(Data excerpts)
::::

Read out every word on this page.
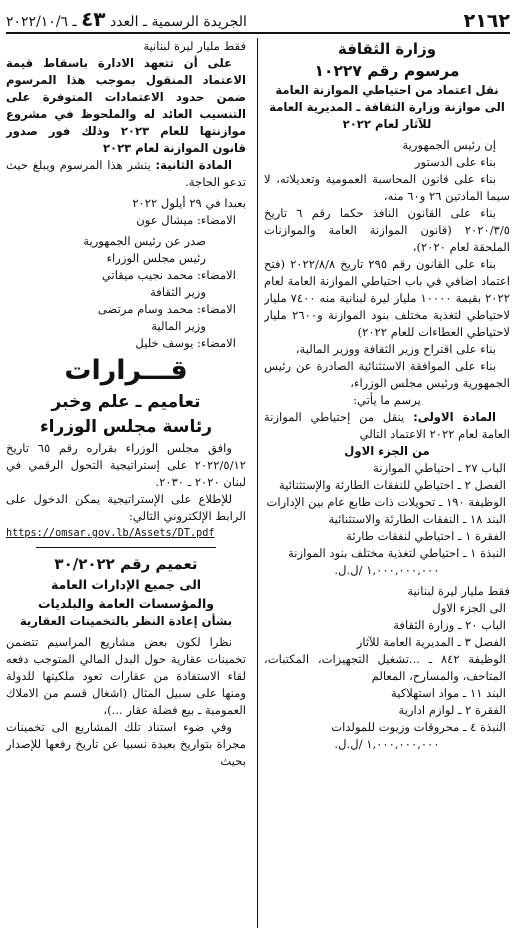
٢١٦٢
الجريدة الرسمية ـ العدد ٤٣ ـ ٢٠٢٢/١٠/٦

وزارة الثقافة

مرسوم رقم ١٠٢٢٧

نقل اعتماد من احتياطي الموازنة العامة الى موازنة وزارة الثقافة ـ المديرية العامة للآثار لعام ٢٠٢٢

إن رئيس الجمهورية

بناء على الدستور

بناء على قانون المحاسبة العمومية وتعديلاته، لا سيما المادتين ٢٦ و٦٠ منه،

بناء على القانون النافذ حكما رقم ٦ تاريخ ٢٠٢٠/٣/٥ (قانون الموازنة العامة والموازنات الملحقة لعام ٢٠٢٠)،

بناء على القانون رقم ٢٩٥ تاريخ ٢٠٢٢/٨/٨ (فتح اعتماد اضافي في باب احتياطي الموازنة العامة لعام ٢٠٢٢ بقيمة ١٠٠٠٠ مليار ليرة لبنانية منه ٧٤٠٠ مليار لاحتياطي لتغذية مختلف بنود الموازنة و٢٦٠٠ مليار لاحتياطي العطاءات للعام ٢٠٢٢)

بناء على اقتراح وزير الثقافة ووزير المالية،

بناء على الموافقة الاستثنائية الصادرة عن رئيس الجمهورية ورئيس مجلس الوزراء،

يرسم ما يأتي:

المادة الاولى: ينقل من إحتياطي الموازنة العامة لعام ٢٠٢٢ الاعتماد التالي

من الجزء الاول

الباب ٢٧ ـ احتياطي الموازنة

الفصل ٢ ـ احتياطي للنفقات الطارئة والإستثنائية

الوظيفة ١٩٠ ـ تحويلات ذات طابع عام بين الإدارات

البند ١٨ ـ النفقات الطارئة والاستثنائية

الفقرة ١ ـ احتياطي لنفقات طارئة

النبذة ١ ـ احتياطي لتغذية مختلف بنود الموازنة

١,٠٠٠,٠٠٠,٠٠٠ /ل.ل.

فقط مليار ليرة لبنانية

الى الجزء الاول

الباب ٢٠ ـ وزارة الثقافة

الفصل ٣ ـ المديرية العامة للآثار

الوظيفة ٨٤٢ ـ ...تشغيل التجهيزات، المكتبات، المتاحف، والمسارح، المعالم

البند ١١ ـ مواد استهلاكية

الفقرة ٢ ـ لوازم ادارية

النبذة ٤ ـ محروقات وزيوت للمولدات

١,٠٠٠,٠٠٠,٠٠٠ /ل.ل.

فقط مليار ليرة لبنانية

على أن تتعهد الادارة باسقاط قيمة الاعتماد المنقول بموجب هذا المرسوم ضمن حدود الاعتمادات المتوفرة على التنسيب العائد له والملحوظ في مشروع موازنتها للعام ٢٠٢٣ وذلك فور صدور قانون الموازنة لعام ٢٠٢٣

المادة الثانية: ينشر هذا المرسوم ويبلغ حيث تدعو الحاجة.

بعبدا في ٢٩ أيلول ٢٠٢٢

الامضاء: ميشال عون

صدر عن رئيس الجمهورية

رئيس مجلس الوزراء

الامضاء: محمد نجيب ميقاتي

وزير الثقافة

الامضاء: محمد وسام مرتضى

وزير المالية

الامضاء: يوسف خليل

قـــرارات

تعاميم ـ علم وخبر

رئاسة مجلس الوزراء

وافق مجلس الوزراء بقراره رقم ٦٥ تاريخ ٢٠٢٢/٥/١٢ على إستراتيجية التحول الرقمي في لبنان ٢٠٢٠ ـ ٢٠٣٠.

للإطلاع على الإستراتيجية يمكن الدخول على الرابط الإلكتروني التالي:

https://omsar.gov.lb/Assets/DT.pdf

تعميم رقم ٣٠/٢٠٢٢

الى جميع الإدارات العامة

والمؤسسات العامة والبلديات

بشأن إعادة النظر بالتخمينات العقارية

نظرا لكون بعض مشاريع المراسيم تتضمن تخمينات عقارية حول البدل المالي المتوجب دفعه لقاء الاستفادة من عقارات تعود ملكيتها للدولة ومنها على سبيل المثال (اشغال قسم من الاملاك العمومية ـ بيع فضلة عقار ...)،

وفي ضوء استناد تلك المشاريع الى تخمينات مجراة بتواريخ بعيدة نسبيا عن تاريخ رفعها للإصدار بحيث
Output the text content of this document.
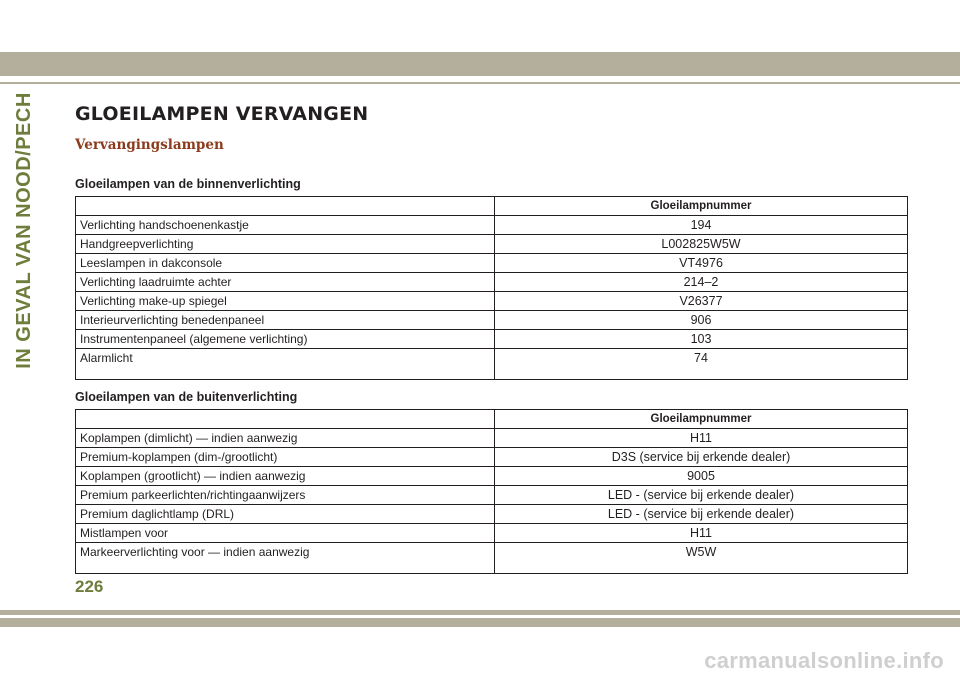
IN GEVAL VAN NOOD/PECH GLOEILAMPEN VERVANGEN
Vervangingslampen

Gloeilampen van de binnenverlichting

	Gloeilampnummer
Verlichting handschoenenkastje	194
Handgreepverlichting	L002825W5W
Leeslampen in dakconsole	VT4976
Verlichting laadruimte achter	214–2
Verlichting make-up spiegel	V26377
Interieurverlichting benedenpaneel	906
Instrumentenpaneel (algemene verlichting)	103
Alarmlicht	74

Gloeilampen van de buitenverlichting

	Gloeilampnummer
Koplampen (dimlicht) — indien aanwezig	H11
Premium-koplampen (dim-/grootlicht)	D3S (service bij erkende dealer)
Koplampen (grootlicht) — indien aanwezig	9005
Premium parkeerlichten/richtingaanwijzers	LED - (service bij erkende dealer)
Premium daglichtlamp (DRL)	LED - (service bij erkende dealer)
Mistlampen voor	H11
Markeerverlichting voor — indien aanwezig	W5W
226
carmanualsonline.info
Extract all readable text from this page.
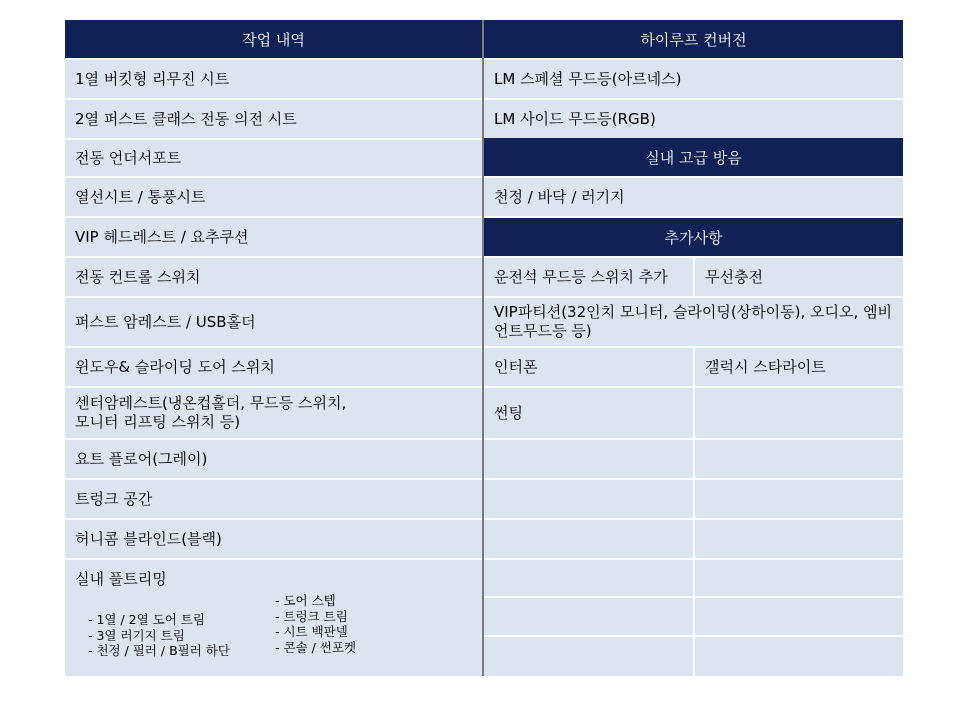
작업 내역
1열 버킷형 리무진 시트
2열 퍼스트 클래스 전동 의전 시트
전동 언더서포트
열선시트 / 통풍시트
VIP 헤드레스트 / 요추쿠션
전동 컨트롤 스위치
퍼스트 암레스트 / USB홀더
윈도우& 슬라이딩 도어 스위치
센터암레스트(냉온컵홀더, 무드등 스위치,
모니터 리프팅 스위치 등)
요트 플로어(그레이)
트렁크 공간
허니콤 블라인드(블랙)
실내 풀트리밍
- 1열 / 2열 도어 트림
- 3열 러기지 트림
- 천정 / 필러 / B필러 하단
- 도어 스텝
- 트렁크 트림
- 시트 백판넬
- 콘솔 / 썬포켓
하이루프 컨버전
LM 스페셜 무드등(아르네스)
LM 사이드 무드등(RGB)
실내 고급 방음
천정 / 바닥 / 러기지
추가사항
운전석 무드등 스위치 추가	무선충전
VIP파티션(32인치 모니터, 슬라이딩(상하이동), 오디오, 엠비언트무드등 등)
인터폰	갤럭시 스타라이트
썬팅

::::

SET TASK: In the entries above, how many lines contain the word "القانون"? Answer with the number only.

FULL SOLUTION: 2